• The exercise:
Transcribe every entry below word for word, but skip the pictures.

Saved data entries
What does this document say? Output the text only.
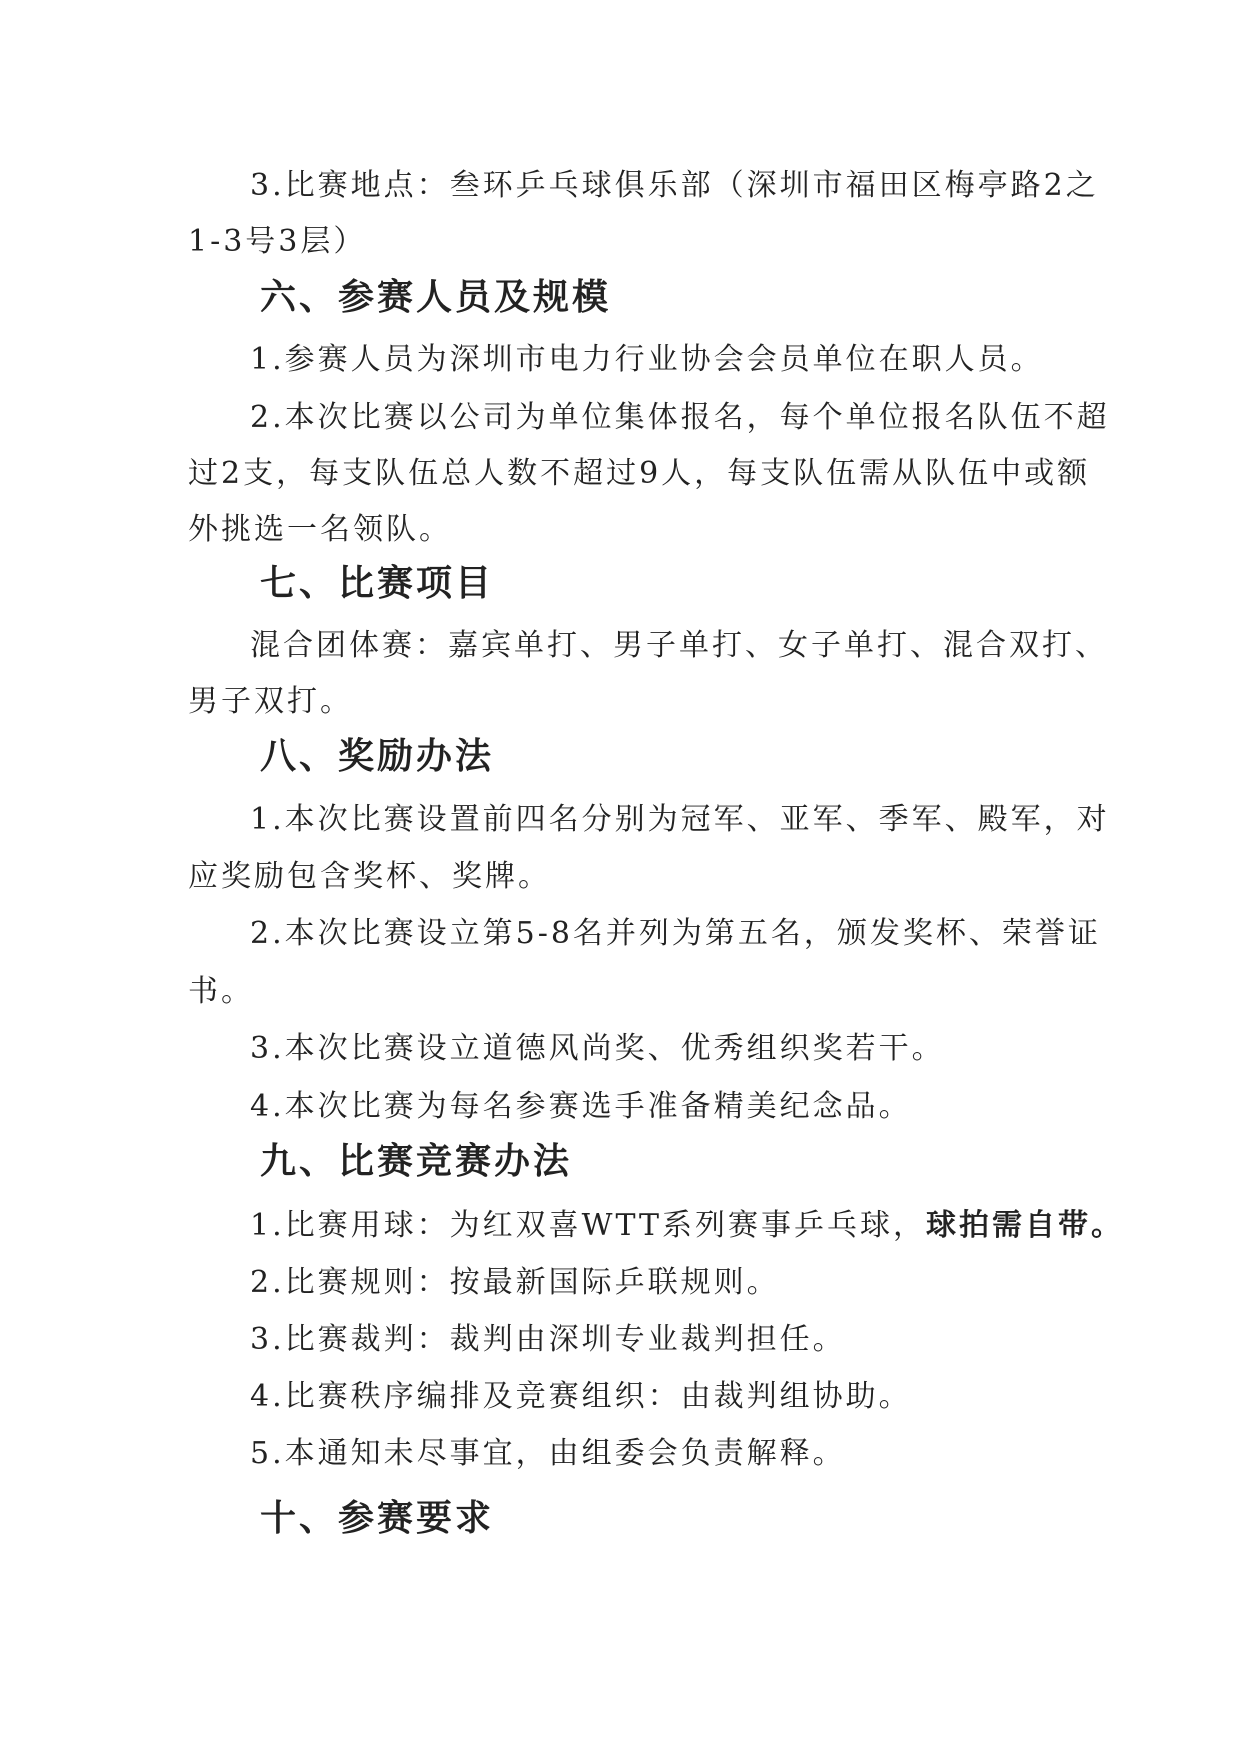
3.比赛地点：叁环乒乓球俱乐部（深圳市福田区梅亭路2之
1-3号3层）
六、参赛人员及规模
1.参赛人员为深圳市电力行业协会会员单位在职人员。
2.本次比赛以公司为单位集体报名，每个单位报名队伍不超
过2支，每支队伍总人数不超过9人，每支队伍需从队伍中或额
外挑选一名领队。
七、比赛项目
混合团体赛：嘉宾单打、男子单打、女子单打、混合双打、
男子双打。
八、奖励办法
1.本次比赛设置前四名分别为冠军、亚军、季军、殿军，对
应奖励包含奖杯、奖牌。
2.本次比赛设立第5-8名并列为第五名，颁发奖杯、荣誉证
书。
3.本次比赛设立道德风尚奖、优秀组织奖若干。
4.本次比赛为每名参赛选手准备精美纪念品。
九、比赛竞赛办法
1.比赛用球：为红双喜WTT系列赛事乒乓球，球拍需自带。
2.比赛规则：按最新国际乒联规则。
3.比赛裁判：裁判由深圳专业裁判担任。
4.比赛秩序编排及竞赛组织：由裁判组协助。
5.本通知未尽事宜，由组委会负责解释。
十、参赛要求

• Exercise answer:
What does this document say? Output the text only.
3.比赛地点：叁环乒乓球俱乐部（深圳市福田区梅亭路2之
1-3号3层）
六、参赛人员及规模
1.参赛人员为深圳市电力行业协会会员单位在职人员。
2.本次比赛以公司为单位集体报名，每个单位报名队伍不超
过2支，每支队伍总人数不超过9人，每支队伍需从队伍中或额
外挑选一名领队。
七、比赛项目
混合团体赛：嘉宾单打、男子单打、女子单打、混合双打、
男子双打。
八、奖励办法
1.本次比赛设置前四名分别为冠军、亚军、季军、殿军，对
应奖励包含奖杯、奖牌。
2.本次比赛设立第5-8名并列为第五名，颁发奖杯、荣誉证
书。
3.本次比赛设立道德风尚奖、优秀组织奖若干。
4.本次比赛为每名参赛选手准备精美纪念品。
九、比赛竞赛办法
1.比赛用球：为红双喜WTT系列赛事乒乓球，球拍需自带。
2.比赛规则：按最新国际乒联规则。
3.比赛裁判：裁判由深圳专业裁判担任。
4.比赛秩序编排及竞赛组织：由裁判组协助。
5.本通知未尽事宜，由组委会负责解释。
十、参赛要求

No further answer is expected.